--- BEGIN RECORDS FOR THIS EXERCISE ---

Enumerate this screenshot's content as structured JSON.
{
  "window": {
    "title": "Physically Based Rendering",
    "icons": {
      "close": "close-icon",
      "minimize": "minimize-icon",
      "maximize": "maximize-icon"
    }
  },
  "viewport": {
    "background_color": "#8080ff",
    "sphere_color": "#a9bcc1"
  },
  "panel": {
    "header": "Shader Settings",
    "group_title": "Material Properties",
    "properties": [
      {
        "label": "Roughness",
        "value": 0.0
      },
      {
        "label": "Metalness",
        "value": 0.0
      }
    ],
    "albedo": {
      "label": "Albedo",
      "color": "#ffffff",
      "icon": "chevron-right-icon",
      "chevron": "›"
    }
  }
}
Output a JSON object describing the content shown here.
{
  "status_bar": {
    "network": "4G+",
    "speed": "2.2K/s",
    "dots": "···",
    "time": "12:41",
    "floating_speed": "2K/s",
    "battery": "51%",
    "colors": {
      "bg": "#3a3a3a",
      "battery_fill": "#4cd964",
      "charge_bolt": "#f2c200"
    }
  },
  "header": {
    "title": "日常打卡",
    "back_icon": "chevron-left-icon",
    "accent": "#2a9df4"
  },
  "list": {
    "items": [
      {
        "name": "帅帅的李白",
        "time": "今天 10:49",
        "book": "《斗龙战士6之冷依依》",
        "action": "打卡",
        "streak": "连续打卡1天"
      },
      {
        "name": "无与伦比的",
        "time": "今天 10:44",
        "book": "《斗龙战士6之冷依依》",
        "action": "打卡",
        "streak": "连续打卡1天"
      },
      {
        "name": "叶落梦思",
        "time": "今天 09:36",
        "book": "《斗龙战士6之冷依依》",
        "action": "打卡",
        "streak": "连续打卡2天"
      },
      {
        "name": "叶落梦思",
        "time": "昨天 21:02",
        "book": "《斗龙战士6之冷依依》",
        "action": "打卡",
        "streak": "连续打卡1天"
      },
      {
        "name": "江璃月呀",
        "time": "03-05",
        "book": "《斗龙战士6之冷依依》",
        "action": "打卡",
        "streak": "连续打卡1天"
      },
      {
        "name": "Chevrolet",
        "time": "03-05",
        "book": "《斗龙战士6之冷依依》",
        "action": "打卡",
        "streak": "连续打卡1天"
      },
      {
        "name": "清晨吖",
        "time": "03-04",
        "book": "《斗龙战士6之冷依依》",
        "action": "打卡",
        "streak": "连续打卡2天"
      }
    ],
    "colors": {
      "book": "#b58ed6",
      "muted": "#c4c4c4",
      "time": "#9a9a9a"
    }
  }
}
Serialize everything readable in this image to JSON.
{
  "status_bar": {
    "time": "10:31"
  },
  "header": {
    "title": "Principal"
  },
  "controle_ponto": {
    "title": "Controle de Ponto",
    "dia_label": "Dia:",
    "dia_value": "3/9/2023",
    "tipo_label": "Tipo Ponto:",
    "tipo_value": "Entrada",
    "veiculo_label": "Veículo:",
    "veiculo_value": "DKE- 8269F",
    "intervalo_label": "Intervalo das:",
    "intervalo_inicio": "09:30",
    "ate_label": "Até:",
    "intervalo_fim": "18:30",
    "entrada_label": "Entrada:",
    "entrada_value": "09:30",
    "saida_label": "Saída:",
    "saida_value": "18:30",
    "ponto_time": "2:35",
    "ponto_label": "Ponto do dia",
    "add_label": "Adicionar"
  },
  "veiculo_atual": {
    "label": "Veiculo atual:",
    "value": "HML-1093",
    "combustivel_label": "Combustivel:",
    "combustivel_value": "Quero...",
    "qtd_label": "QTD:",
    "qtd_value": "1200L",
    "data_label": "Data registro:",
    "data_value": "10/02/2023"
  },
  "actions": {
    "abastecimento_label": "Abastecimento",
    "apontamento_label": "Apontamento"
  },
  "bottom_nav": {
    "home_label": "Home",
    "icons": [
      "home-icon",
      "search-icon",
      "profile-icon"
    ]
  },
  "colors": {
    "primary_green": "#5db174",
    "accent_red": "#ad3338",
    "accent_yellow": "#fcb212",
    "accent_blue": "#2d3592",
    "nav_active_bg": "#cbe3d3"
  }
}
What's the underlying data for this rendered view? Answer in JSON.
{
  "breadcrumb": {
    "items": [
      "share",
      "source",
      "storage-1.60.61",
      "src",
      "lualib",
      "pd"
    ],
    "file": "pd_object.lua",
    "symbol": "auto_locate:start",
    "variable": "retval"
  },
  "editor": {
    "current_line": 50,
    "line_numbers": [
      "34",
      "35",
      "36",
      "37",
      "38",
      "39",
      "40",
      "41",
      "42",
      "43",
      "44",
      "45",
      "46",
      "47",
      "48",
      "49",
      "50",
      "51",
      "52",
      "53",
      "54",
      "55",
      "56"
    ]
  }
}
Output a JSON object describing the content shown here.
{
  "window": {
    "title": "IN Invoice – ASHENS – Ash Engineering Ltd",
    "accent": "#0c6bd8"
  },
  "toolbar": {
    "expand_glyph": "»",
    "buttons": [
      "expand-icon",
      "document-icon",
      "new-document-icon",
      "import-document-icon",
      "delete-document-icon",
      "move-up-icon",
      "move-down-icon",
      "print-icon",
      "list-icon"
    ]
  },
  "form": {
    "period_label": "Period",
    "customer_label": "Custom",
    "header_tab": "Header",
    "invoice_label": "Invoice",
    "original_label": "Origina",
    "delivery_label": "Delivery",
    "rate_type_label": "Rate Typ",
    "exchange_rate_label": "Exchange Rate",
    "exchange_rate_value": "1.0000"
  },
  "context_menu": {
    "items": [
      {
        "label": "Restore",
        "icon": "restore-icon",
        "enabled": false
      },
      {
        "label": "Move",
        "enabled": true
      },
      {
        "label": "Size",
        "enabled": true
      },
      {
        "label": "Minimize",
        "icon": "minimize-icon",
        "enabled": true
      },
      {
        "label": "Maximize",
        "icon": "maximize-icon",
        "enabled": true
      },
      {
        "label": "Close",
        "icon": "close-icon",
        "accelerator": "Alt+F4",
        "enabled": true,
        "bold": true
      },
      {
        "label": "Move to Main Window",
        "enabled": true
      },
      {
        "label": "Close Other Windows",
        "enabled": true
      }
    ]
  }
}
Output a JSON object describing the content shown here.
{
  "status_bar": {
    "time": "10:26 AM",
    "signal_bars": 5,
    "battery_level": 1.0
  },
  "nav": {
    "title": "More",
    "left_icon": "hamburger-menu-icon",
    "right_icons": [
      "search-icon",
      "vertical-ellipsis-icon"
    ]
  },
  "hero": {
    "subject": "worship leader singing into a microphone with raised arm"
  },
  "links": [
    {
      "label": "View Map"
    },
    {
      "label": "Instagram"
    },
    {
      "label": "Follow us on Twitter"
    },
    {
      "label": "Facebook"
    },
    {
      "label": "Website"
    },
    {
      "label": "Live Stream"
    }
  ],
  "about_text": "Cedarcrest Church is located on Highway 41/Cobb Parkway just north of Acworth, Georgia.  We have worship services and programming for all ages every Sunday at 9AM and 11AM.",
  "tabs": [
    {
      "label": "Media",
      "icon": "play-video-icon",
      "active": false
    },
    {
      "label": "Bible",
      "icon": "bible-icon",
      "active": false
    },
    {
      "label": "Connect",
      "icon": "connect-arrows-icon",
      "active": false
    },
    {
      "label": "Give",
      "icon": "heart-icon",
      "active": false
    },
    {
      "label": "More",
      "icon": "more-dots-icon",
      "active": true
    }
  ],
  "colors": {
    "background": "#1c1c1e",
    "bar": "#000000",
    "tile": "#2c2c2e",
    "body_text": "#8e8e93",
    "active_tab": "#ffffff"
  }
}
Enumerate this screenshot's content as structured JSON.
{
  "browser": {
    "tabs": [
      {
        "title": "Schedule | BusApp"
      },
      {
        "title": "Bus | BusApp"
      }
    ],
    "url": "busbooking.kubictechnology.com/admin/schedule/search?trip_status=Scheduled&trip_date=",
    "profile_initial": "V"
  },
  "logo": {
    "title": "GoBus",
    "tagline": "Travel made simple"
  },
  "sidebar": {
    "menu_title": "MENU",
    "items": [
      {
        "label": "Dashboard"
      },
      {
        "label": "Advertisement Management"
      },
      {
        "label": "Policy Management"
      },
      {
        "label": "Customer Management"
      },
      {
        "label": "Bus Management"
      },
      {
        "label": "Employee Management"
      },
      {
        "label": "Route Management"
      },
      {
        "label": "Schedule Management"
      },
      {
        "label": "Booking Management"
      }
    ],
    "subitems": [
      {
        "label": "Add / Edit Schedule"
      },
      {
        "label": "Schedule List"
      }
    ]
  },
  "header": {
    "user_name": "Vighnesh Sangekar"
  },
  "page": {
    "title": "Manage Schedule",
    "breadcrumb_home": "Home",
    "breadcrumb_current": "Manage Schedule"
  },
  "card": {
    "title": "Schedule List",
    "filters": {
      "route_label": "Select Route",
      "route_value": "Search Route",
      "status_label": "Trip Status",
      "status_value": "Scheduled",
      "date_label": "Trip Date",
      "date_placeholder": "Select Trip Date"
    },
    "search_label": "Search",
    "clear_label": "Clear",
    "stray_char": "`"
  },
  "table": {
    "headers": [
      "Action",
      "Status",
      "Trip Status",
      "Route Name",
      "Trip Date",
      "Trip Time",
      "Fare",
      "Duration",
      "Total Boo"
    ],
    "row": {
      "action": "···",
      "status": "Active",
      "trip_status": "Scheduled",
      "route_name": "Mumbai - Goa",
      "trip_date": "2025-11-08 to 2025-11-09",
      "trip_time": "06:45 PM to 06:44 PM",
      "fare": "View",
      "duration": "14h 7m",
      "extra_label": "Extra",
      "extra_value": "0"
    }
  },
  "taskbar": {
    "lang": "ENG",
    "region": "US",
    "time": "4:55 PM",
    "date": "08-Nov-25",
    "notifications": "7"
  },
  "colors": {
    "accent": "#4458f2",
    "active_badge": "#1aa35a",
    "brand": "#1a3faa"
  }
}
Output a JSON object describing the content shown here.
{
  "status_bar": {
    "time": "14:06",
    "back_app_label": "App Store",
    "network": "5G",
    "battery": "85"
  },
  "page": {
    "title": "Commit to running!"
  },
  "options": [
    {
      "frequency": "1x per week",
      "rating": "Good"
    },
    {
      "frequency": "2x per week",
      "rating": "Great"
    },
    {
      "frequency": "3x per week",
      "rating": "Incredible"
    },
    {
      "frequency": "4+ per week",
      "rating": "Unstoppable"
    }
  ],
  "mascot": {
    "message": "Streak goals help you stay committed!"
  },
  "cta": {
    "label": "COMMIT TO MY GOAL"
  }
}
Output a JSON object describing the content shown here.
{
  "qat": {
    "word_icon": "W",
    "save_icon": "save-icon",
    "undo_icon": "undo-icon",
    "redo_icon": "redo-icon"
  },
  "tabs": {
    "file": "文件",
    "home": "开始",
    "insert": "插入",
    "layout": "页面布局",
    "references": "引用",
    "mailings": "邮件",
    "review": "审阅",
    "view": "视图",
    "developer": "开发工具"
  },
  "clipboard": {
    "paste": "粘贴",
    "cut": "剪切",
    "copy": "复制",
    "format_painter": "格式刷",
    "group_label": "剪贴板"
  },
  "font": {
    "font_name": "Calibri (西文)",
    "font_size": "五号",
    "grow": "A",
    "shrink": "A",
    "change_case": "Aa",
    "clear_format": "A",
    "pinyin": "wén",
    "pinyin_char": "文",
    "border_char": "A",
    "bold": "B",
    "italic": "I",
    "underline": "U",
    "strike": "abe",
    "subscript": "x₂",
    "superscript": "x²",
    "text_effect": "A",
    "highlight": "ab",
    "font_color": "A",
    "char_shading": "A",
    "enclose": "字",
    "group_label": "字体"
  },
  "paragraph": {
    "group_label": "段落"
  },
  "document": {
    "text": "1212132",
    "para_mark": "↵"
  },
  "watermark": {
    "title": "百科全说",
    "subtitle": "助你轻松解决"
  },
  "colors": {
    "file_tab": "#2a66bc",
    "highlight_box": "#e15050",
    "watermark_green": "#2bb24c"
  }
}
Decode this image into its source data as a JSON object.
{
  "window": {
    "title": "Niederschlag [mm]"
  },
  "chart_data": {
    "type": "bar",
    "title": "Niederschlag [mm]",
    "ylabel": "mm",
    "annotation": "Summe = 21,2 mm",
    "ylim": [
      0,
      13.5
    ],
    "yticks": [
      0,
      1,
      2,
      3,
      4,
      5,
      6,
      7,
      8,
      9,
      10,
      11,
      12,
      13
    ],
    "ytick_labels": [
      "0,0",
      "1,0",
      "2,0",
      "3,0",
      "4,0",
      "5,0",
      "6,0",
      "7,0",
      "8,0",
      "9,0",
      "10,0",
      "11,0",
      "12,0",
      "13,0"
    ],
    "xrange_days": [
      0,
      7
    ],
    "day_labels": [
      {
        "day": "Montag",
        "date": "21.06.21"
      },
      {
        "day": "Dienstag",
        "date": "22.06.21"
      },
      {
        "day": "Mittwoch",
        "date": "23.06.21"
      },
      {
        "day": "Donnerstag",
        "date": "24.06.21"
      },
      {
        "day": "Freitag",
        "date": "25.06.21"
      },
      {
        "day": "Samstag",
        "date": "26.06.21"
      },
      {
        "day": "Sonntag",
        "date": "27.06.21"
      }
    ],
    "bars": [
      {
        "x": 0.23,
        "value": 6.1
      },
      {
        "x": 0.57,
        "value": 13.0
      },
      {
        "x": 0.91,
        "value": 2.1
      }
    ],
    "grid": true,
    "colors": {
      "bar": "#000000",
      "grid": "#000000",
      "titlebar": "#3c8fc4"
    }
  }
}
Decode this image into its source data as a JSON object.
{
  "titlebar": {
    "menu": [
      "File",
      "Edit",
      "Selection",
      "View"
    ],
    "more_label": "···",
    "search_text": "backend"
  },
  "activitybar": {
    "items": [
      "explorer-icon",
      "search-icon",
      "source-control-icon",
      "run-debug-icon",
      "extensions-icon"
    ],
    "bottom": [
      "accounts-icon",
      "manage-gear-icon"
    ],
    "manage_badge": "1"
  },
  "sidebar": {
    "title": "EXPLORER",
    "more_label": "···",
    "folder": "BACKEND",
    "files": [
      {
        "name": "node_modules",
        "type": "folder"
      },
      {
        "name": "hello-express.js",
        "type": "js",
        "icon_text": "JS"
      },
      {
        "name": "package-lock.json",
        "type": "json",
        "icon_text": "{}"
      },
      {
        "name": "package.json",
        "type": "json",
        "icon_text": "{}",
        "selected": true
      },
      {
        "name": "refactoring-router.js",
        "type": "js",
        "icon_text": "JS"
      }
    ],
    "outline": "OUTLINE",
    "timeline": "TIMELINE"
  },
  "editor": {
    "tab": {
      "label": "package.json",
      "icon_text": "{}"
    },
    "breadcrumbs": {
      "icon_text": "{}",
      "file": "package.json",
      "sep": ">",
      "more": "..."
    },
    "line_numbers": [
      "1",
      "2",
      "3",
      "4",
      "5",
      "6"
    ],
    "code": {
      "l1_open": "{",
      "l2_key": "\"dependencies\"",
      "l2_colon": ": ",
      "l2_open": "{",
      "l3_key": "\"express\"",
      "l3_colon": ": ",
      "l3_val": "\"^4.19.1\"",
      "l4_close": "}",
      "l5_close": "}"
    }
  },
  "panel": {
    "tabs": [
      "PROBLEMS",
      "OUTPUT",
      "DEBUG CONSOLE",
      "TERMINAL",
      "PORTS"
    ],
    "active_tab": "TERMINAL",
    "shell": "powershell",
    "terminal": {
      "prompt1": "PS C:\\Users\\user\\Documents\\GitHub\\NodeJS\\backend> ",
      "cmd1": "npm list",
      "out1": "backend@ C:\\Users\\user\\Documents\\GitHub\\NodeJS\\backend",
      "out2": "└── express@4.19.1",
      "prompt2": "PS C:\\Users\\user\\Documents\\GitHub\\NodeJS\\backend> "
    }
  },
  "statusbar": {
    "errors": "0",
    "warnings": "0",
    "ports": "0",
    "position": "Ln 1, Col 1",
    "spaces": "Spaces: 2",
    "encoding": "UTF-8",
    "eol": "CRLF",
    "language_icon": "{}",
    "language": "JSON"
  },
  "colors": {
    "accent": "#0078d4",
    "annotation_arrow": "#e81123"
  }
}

--- END RECORDS FOR THIS EXERCISE ---

● EXERCISE AIM:
From the data above, pick out each line containing "Invoice" and copy it.

● RESULT FOR THIS EXERCISE:
    "title": "IN Invoice – ASHENS – Ash Engineering Ltd",
    "invoice_label": "Invoice",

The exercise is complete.